**What the exercise asks:** Each record below is to be reproduced without any change.
▼
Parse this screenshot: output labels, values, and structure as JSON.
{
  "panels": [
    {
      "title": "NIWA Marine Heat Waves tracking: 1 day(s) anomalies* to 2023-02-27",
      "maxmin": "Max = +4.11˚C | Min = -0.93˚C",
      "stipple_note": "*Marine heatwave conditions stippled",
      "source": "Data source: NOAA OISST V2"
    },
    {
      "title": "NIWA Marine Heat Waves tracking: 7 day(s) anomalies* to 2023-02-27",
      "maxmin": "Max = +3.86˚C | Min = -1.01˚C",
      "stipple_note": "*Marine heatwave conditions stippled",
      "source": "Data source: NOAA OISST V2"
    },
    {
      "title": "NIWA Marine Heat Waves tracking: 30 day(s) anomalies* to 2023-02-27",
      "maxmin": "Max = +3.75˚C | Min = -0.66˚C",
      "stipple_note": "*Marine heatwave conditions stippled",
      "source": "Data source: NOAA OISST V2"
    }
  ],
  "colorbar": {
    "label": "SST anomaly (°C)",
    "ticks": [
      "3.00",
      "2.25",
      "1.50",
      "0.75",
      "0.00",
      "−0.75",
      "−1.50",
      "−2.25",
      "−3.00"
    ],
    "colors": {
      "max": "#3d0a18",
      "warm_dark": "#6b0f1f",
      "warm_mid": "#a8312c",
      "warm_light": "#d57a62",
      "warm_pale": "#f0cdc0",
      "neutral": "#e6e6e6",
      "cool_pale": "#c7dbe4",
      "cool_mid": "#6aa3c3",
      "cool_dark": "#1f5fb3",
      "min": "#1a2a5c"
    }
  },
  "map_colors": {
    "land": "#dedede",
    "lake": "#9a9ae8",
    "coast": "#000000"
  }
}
▲
**Full answer:**
Parse this screenshot: output labels, values, and structure as JSON.
{
  "panels": [
    {
      "title": "NIWA Marine Heat Waves tracking: 1 day(s) anomalies* to 2023-02-27",
      "maxmin": "Max = +4.11˚C | Min = -0.93˚C",
      "stipple_note": "*Marine heatwave conditions stippled",
      "source": "Data source: NOAA OISST V2"
    },
    {
      "title": "NIWA Marine Heat Waves tracking: 7 day(s) anomalies* to 2023-02-27",
      "maxmin": "Max = +3.86˚C | Min = -1.01˚C",
      "stipple_note": "*Marine heatwave conditions stippled",
      "source": "Data source: NOAA OISST V2"
    },
    {
      "title": "NIWA Marine Heat Waves tracking: 30 day(s) anomalies* to 2023-02-27",
      "maxmin": "Max = +3.75˚C | Min = -0.66˚C",
      "stipple_note": "*Marine heatwave conditions stippled",
      "source": "Data source: NOAA OISST V2"
    }
  ],
  "colorbar": {
    "label": "SST anomaly (°C)",
    "ticks": [
      "3.00",
      "2.25",
      "1.50",
      "0.75",
      "0.00",
      "−0.75",
      "−1.50",
      "−2.25",
      "−3.00"
    ],
    "colors": {
      "max": "#3d0a18",
      "warm_dark": "#6b0f1f",
      "warm_mid": "#a8312c",
      "warm_light": "#d57a62",
      "warm_pale": "#f0cdc0",
      "neutral": "#e6e6e6",
      "cool_pale": "#c7dbe4",
      "cool_mid": "#6aa3c3",
      "cool_dark": "#1f5fb3",
      "min": "#1a2a5c"
    }
  },
  "map_colors": {
    "land": "#dedede",
    "lake": "#9a9ae8",
    "coast": "#000000"
  }
}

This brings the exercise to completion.